Print every line below from the one containing "Patent image size: (1320, 1109)." down to the one containing "The front bow 50 is at (384, 285).", both included, with no changes.

※ ※ ※

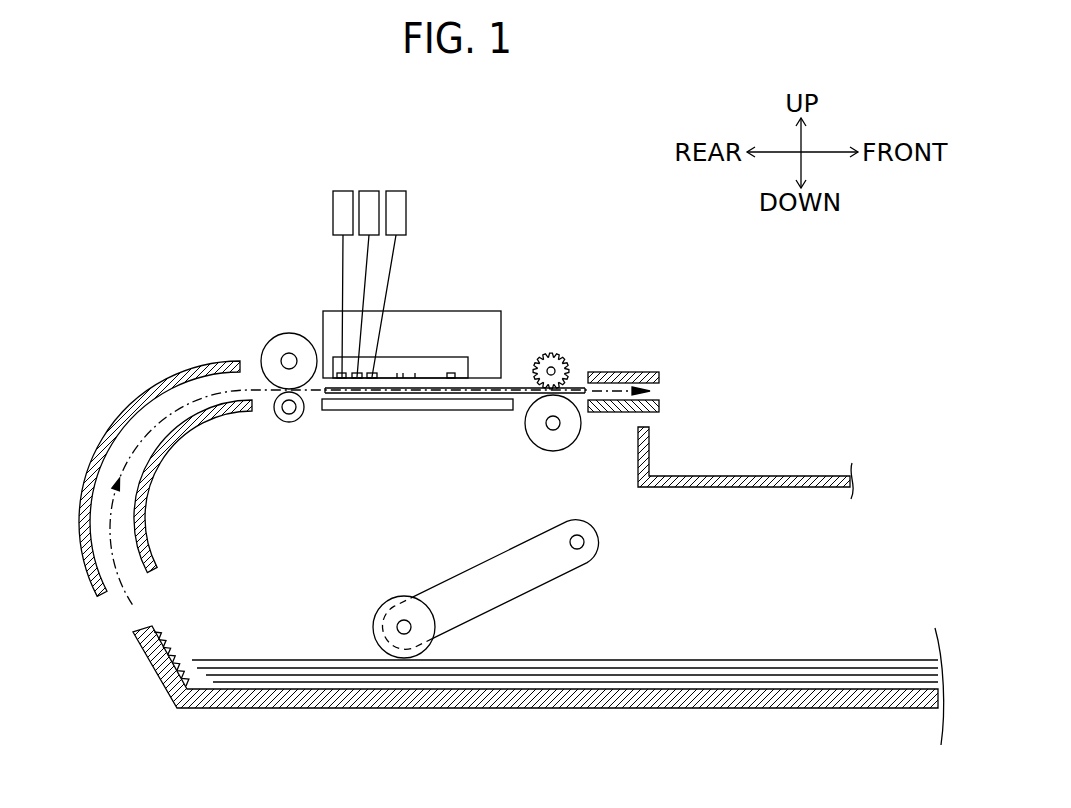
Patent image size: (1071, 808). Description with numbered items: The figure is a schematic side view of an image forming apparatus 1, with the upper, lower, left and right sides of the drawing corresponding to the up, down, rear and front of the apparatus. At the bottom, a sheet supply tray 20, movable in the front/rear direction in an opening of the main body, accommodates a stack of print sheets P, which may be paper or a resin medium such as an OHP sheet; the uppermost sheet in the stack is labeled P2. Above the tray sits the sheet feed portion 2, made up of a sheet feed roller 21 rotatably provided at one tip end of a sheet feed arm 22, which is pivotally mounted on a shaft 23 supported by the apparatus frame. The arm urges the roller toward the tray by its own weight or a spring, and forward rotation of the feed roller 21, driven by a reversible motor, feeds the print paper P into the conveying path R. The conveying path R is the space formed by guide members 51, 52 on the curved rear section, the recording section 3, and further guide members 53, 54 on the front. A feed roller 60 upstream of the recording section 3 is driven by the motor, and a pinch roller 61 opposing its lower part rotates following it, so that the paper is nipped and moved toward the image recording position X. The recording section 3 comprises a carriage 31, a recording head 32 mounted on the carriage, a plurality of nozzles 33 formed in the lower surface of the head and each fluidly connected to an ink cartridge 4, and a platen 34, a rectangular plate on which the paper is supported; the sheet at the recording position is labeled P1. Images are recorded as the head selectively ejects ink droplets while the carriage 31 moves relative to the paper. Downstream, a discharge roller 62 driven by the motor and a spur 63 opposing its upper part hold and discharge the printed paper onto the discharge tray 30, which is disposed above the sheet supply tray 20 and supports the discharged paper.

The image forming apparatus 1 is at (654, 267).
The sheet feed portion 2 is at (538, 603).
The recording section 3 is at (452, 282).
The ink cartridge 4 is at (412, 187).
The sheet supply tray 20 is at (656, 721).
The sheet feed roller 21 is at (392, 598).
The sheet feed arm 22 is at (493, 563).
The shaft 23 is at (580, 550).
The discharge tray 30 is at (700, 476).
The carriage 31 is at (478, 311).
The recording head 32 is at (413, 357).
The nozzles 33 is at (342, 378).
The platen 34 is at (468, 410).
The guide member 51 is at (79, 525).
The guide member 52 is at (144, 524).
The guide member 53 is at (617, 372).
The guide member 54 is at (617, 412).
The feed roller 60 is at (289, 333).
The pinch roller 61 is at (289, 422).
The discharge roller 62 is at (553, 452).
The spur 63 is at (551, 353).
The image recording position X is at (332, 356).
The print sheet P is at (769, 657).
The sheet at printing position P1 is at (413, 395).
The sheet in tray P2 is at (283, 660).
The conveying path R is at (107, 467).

※ ※ ※

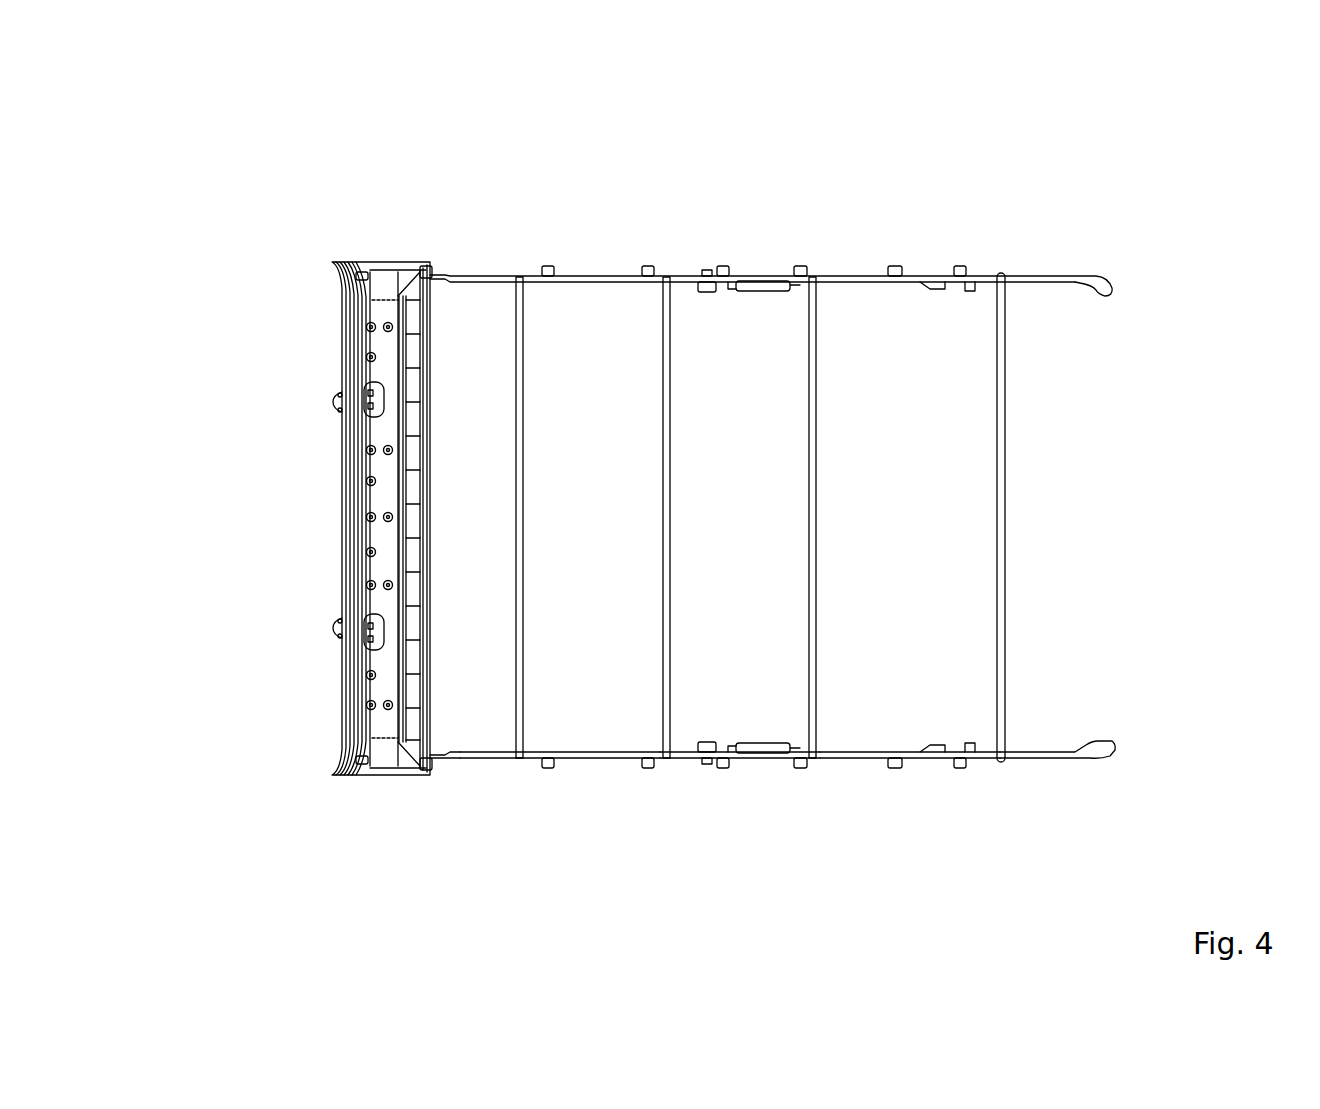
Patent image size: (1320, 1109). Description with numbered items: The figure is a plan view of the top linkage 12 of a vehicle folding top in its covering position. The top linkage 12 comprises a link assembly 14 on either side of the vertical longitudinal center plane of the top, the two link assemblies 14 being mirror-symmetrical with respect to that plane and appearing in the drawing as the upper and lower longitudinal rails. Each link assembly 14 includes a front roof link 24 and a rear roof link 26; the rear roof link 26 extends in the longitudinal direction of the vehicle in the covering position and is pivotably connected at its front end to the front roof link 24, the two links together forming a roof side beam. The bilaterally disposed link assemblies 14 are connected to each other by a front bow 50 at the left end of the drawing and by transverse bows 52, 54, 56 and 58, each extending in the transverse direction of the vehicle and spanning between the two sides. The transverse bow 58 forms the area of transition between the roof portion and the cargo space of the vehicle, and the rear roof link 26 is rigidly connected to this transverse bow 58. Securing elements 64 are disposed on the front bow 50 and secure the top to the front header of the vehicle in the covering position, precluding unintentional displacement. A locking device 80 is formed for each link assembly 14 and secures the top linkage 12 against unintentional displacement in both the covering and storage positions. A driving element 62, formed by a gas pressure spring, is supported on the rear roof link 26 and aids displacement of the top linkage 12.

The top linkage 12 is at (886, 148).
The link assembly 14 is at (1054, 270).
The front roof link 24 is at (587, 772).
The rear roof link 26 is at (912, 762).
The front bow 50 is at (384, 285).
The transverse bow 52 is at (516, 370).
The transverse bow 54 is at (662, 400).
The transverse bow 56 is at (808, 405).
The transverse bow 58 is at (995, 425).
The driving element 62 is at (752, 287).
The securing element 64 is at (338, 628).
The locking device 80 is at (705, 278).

※ ※ ※

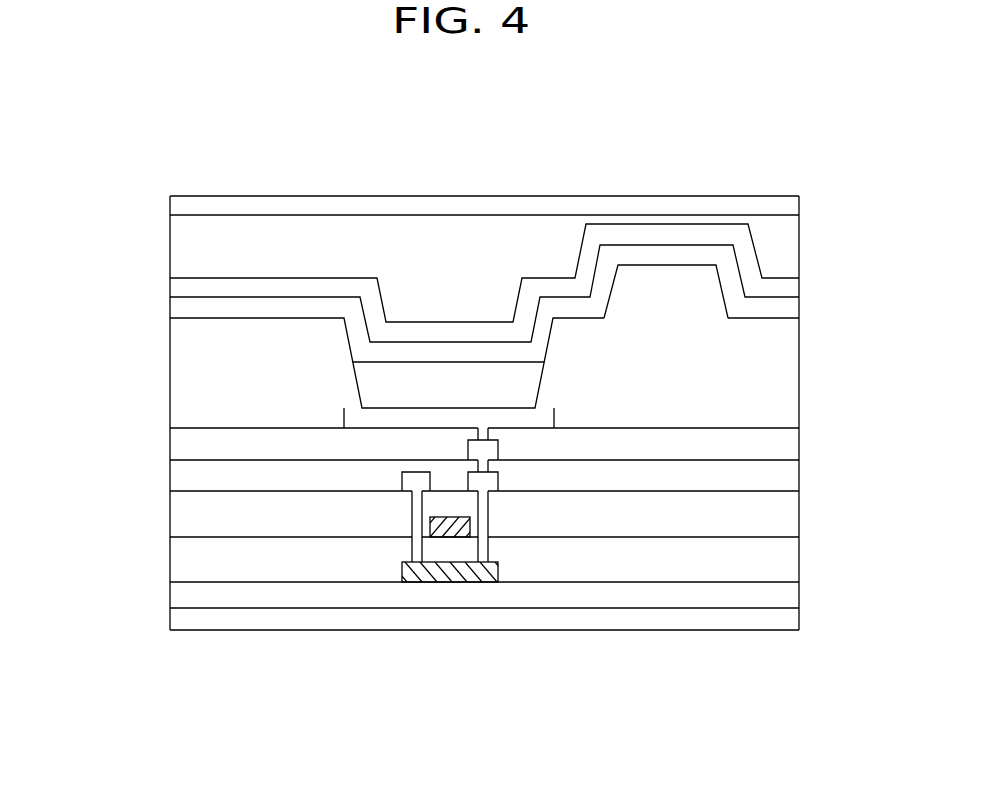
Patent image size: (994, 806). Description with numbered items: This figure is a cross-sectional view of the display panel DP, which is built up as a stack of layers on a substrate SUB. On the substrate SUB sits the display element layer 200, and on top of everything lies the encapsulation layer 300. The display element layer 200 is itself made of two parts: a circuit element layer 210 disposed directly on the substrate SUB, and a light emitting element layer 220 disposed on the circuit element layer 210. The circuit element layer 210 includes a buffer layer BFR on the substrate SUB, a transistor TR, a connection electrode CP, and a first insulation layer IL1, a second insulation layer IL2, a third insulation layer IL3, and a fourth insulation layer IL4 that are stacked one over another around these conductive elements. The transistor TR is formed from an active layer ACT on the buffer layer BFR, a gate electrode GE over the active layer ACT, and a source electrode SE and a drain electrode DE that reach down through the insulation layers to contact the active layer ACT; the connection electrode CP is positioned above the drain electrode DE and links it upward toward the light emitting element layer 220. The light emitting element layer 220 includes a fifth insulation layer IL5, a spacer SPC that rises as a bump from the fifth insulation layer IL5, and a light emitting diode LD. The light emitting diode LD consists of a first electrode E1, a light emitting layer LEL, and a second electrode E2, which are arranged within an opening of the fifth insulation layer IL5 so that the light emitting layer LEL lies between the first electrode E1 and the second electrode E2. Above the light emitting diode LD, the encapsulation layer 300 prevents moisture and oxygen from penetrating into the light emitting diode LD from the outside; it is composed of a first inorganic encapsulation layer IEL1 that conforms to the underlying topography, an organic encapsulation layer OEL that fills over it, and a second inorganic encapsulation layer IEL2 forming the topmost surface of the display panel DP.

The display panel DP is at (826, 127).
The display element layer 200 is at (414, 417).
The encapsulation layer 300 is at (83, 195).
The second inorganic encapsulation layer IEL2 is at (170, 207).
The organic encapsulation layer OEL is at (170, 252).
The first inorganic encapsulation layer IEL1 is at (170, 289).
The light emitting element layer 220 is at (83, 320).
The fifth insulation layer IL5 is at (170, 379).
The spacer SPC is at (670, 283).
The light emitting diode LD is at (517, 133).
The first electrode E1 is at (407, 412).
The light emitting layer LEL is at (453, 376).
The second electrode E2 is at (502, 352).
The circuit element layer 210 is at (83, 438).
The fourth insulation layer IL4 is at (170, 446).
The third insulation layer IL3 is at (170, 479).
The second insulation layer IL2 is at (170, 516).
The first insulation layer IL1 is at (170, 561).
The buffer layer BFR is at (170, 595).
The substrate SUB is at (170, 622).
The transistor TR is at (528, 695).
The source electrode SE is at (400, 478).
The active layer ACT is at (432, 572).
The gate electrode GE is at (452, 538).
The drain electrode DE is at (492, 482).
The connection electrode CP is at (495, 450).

※ ※ ※

## Answer in full
Patent image size: (1320, 1109). Description with numbered items: The figure is a plan view of the top linkage 12 of a vehicle folding top in its covering position. The top linkage 12 comprises a link assembly 14 on either side of the vertical longitudinal center plane of the top, the two link assemblies 14 being mirror-symmetrical with respect to that plane and appearing in the drawing as the upper and lower longitudinal rails. Each link assembly 14 includes a front roof link 24 and a rear roof link 26; the rear roof link 26 extends in the longitudinal direction of the vehicle in the covering position and is pivotably connected at its front end to the front roof link 24, the two links together forming a roof side beam. The bilaterally disposed link assemblies 14 are connected to each other by a front bow 50 at the left end of the drawing and by transverse bows 52, 54, 56 and 58, each extending in the transverse direction of the vehicle and spanning between the two sides. The transverse bow 58 forms the area of transition between the roof portion and the cargo space of the vehicle, and the rear roof link 26 is rigidly connected to this transverse bow 58. Securing elements 64 are disposed on the front bow 50 and secure the top to the front header of the vehicle in the covering position, precluding unintentional displacement. A locking device 80 is formed for each link assembly 14 and secures the top linkage 12 against unintentional displacement in both the covering and storage positions. A driving element 62, formed by a gas pressure spring, is supported on the rear roof link 26 and aids displacement of the top linkage 12.

The top linkage 12 is at (886, 148).
The link assembly 14 is at (1054, 270).
The front roof link 24 is at (587, 772).
The rear roof link 26 is at (912, 762).
The front bow 50 is at (384, 285).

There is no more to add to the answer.